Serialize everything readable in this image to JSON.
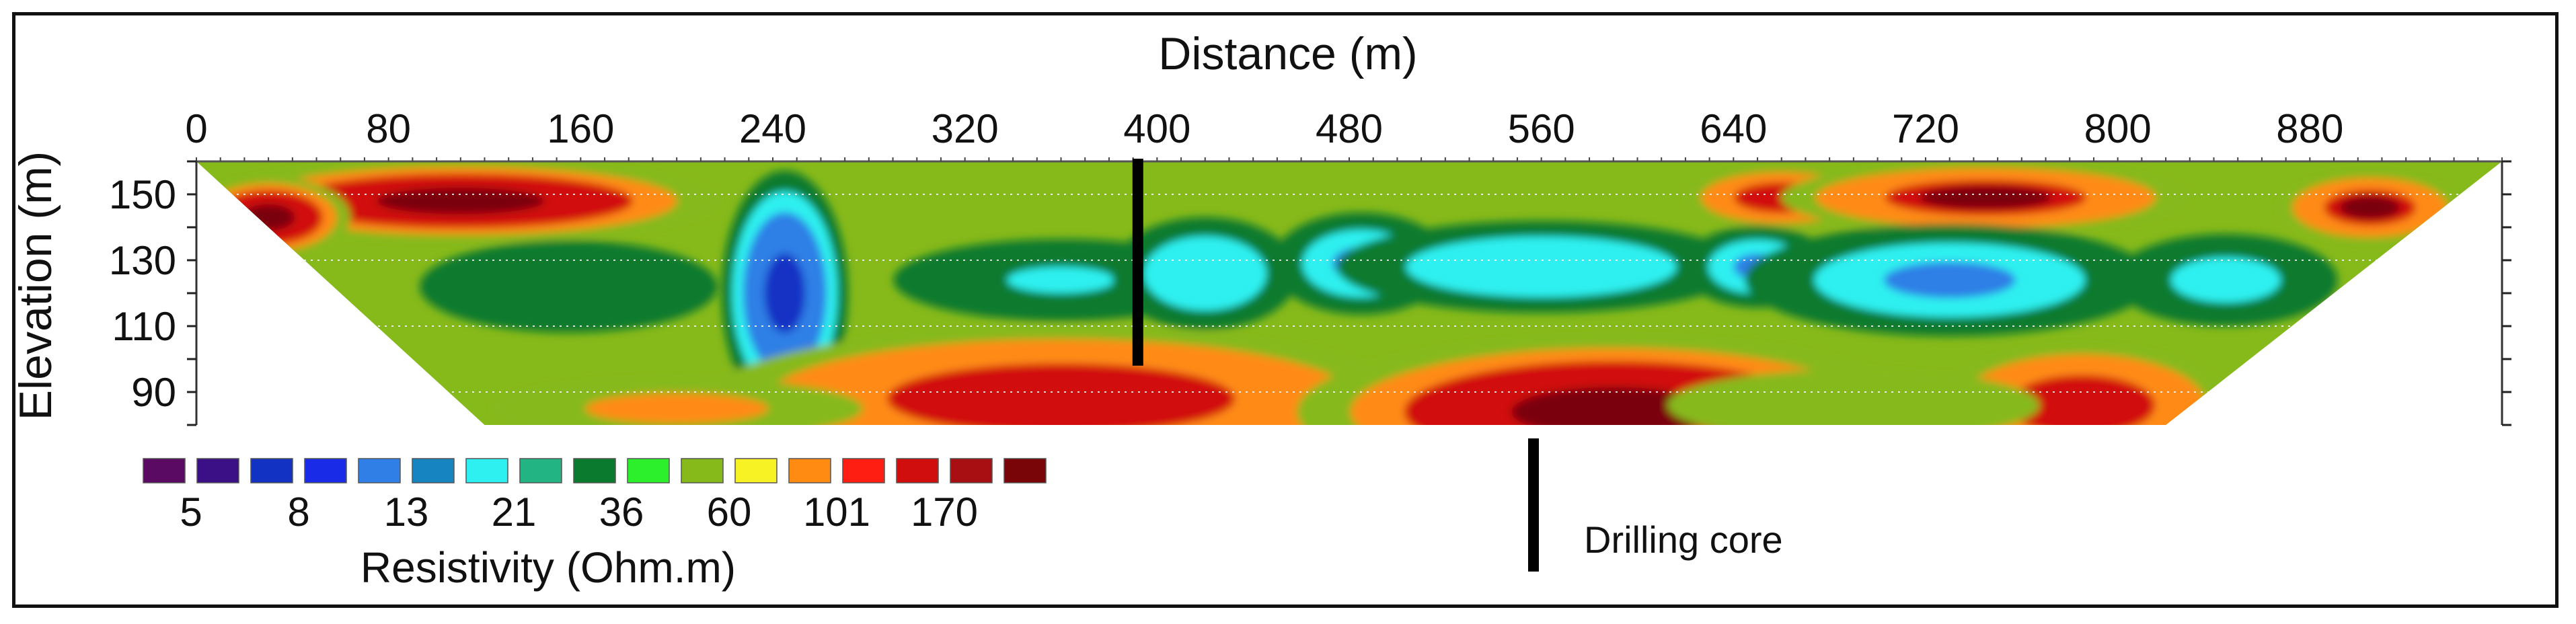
{
  "chart_data": {
    "type": "heatmap",
    "title": "",
    "xlabel": "Distance (m)",
    "ylabel": "Elevation (m)",
    "xlim": [
      0,
      960
    ],
    "ylim": [
      80,
      160
    ],
    "x_ticks": [
      0,
      80,
      160,
      240,
      320,
      400,
      480,
      560,
      640,
      720,
      800,
      880
    ],
    "x_tick_labels": [
      "0",
      "80",
      "160",
      "240",
      "320",
      "400",
      "480",
      "560",
      "640",
      "720",
      "800",
      "880"
    ],
    "y_ticks": [
      90,
      110,
      130,
      150
    ],
    "y_tick_labels": [
      "90",
      "110",
      "130",
      "150"
    ],
    "section_outline": [
      [
        0,
        160
      ],
      [
        960,
        160
      ],
      [
        820,
        80
      ],
      [
        120,
        80
      ]
    ],
    "colorbar": {
      "title": "Resistivity (Ohm.m)",
      "colors": [
        "#5a0a63",
        "#3b0f86",
        "#1232c4",
        "#1a2be8",
        "#2f7fe6",
        "#1784c2",
        "#2ff0f0",
        "#22b583",
        "#0a7a2e",
        "#2cf02c",
        "#86b91a",
        "#f7f224",
        "#ff8b12",
        "#ff1e12",
        "#d10e0e",
        "#a80f12",
        "#7a0508"
      ],
      "labels": [
        "5",
        "8",
        "13",
        "21",
        "36",
        "60",
        "101",
        "170"
      ],
      "scale": [
        5,
        8,
        13,
        21,
        36,
        60,
        101,
        170,
        300
      ]
    },
    "anomalies": [
      {
        "x": 110,
        "y": 148,
        "rx": 70,
        "ry": 8,
        "value": 190
      },
      {
        "x": 30,
        "y": 143,
        "rx": 22,
        "ry": 8,
        "value": 200
      },
      {
        "x": 660,
        "y": 149,
        "rx": 26,
        "ry": 6,
        "value": 160
      },
      {
        "x": 745,
        "y": 149,
        "rx": 55,
        "ry": 7,
        "value": 175
      },
      {
        "x": 905,
        "y": 146,
        "rx": 25,
        "ry": 7,
        "value": 170
      },
      {
        "x": 245,
        "y": 120,
        "rx": 17,
        "ry": 24,
        "value": 6
      },
      {
        "x": 155,
        "y": 122,
        "rx": 40,
        "ry": 9,
        "value": 23
      },
      {
        "x": 360,
        "y": 124,
        "rx": 45,
        "ry": 8,
        "value": 20
      },
      {
        "x": 420,
        "y": 126,
        "rx": 25,
        "ry": 11,
        "value": 14
      },
      {
        "x": 485,
        "y": 129,
        "rx": 24,
        "ry": 10,
        "value": 12
      },
      {
        "x": 560,
        "y": 128,
        "rx": 55,
        "ry": 9,
        "value": 14
      },
      {
        "x": 650,
        "y": 128,
        "rx": 20,
        "ry": 8,
        "value": 13
      },
      {
        "x": 730,
        "y": 124,
        "rx": 55,
        "ry": 11,
        "value": 11
      },
      {
        "x": 845,
        "y": 124,
        "rx": 30,
        "ry": 9,
        "value": 16
      },
      {
        "x": 360,
        "y": 88,
        "rx": 95,
        "ry": 14,
        "value": 140
      },
      {
        "x": 590,
        "y": 84,
        "rx": 85,
        "ry": 15,
        "value": 190
      },
      {
        "x": 785,
        "y": 86,
        "rx": 40,
        "ry": 12,
        "value": 150
      },
      {
        "x": 200,
        "y": 85,
        "rx": 50,
        "ry": 6,
        "value": 70
      },
      {
        "x": 690,
        "y": 86,
        "rx": 50,
        "ry": 7,
        "value": 50
      }
    ],
    "markers": [
      {
        "label": "",
        "x": 392,
        "y_top": 160,
        "y_bottom": 98
      }
    ],
    "legend_marker_label": "Drilling core"
  }
}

|---|

Problem
Omit every picture, then reproduce the rest of the listing exactly.

The completed task
Serialize everything readable in this image to JSON.
{
  "chart_data": {
    "type": "heatmap",
    "title": "",
    "xlabel": "Distance (m)",
    "ylabel": "Elevation (m)",
    "xlim": [
      0,
      960
    ],
    "ylim": [
      80,
      160
    ],
    "x_ticks": [
      0,
      80,
      160,
      240,
      320,
      400,
      480,
      560,
      640,
      720,
      800,
      880
    ],
    "x_tick_labels": [
      "0",
      "80",
      "160",
      "240",
      "320",
      "400",
      "480",
      "560",
      "640",
      "720",
      "800",
      "880"
    ],
    "y_ticks": [
      90,
      110,
      130,
      150
    ],
    "y_tick_labels": [
      "90",
      "110",
      "130",
      "150"
    ],
    "section_outline": [
      [
        0,
        160
      ],
      [
        960,
        160
      ],
      [
        820,
        80
      ],
      [
        120,
        80
      ]
    ],
    "colorbar": {
      "title": "Resistivity (Ohm.m)",
      "colors": [
        "#5a0a63",
        "#3b0f86",
        "#1232c4",
        "#1a2be8",
        "#2f7fe6",
        "#1784c2",
        "#2ff0f0",
        "#22b583",
        "#0a7a2e",
        "#2cf02c",
        "#86b91a",
        "#f7f224",
        "#ff8b12",
        "#ff1e12",
        "#d10e0e",
        "#a80f12",
        "#7a0508"
      ],
      "labels": [
        "5",
        "8",
        "13",
        "21",
        "36",
        "60",
        "101",
        "170"
      ],
      "scale": [
        5,
        8,
        13,
        21,
        36,
        60,
        101,
        170,
        300
      ]
    },
    "anomalies": [
      {
        "x": 110,
        "y": 148,
        "rx": 70,
        "ry": 8,
        "value": 190
      },
      {
        "x": 30,
        "y": 143,
        "rx": 22,
        "ry": 8,
        "value": 200
      },
      {
        "x": 660,
        "y": 149,
        "rx": 26,
        "ry": 6,
        "value": 160
      },
      {
        "x": 745,
        "y": 149,
        "rx": 55,
        "ry": 7,
        "value": 175
      },
      {
        "x": 905,
        "y": 146,
        "rx": 25,
        "ry": 7,
        "value": 170
      },
      {
        "x": 245,
        "y": 120,
        "rx": 17,
        "ry": 24,
        "value": 6
      },
      {
        "x": 155,
        "y": 122,
        "rx": 40,
        "ry": 9,
        "value": 23
      },
      {
        "x": 360,
        "y": 124,
        "rx": 45,
        "ry": 8,
        "value": 20
      },
      {
        "x": 420,
        "y": 126,
        "rx": 25,
        "ry": 11,
        "value": 14
      },
      {
        "x": 485,
        "y": 129,
        "rx": 24,
        "ry": 10,
        "value": 12
      },
      {
        "x": 560,
        "y": 128,
        "rx": 55,
        "ry": 9,
        "value": 14
      },
      {
        "x": 650,
        "y": 128,
        "rx": 20,
        "ry": 8,
        "value": 13
      },
      {
        "x": 730,
        "y": 124,
        "rx": 55,
        "ry": 11,
        "value": 11
      },
      {
        "x": 845,
        "y": 124,
        "rx": 30,
        "ry": 9,
        "value": 16
      },
      {
        "x": 360,
        "y": 88,
        "rx": 95,
        "ry": 14,
        "value": 140
      },
      {
        "x": 590,
        "y": 84,
        "rx": 85,
        "ry": 15,
        "value": 190
      },
      {
        "x": 785,
        "y": 86,
        "rx": 40,
        "ry": 12,
        "value": 150
      },
      {
        "x": 200,
        "y": 85,
        "rx": 50,
        "ry": 6,
        "value": 70
      },
      {
        "x": 690,
        "y": 86,
        "rx": 50,
        "ry": 7,
        "value": 50
      }
    ],
    "markers": [
      {
        "label": "",
        "x": 392,
        "y_top": 160,
        "y_bottom": 98
      }
    ],
    "legend_marker_label": "Drilling core"
  }
}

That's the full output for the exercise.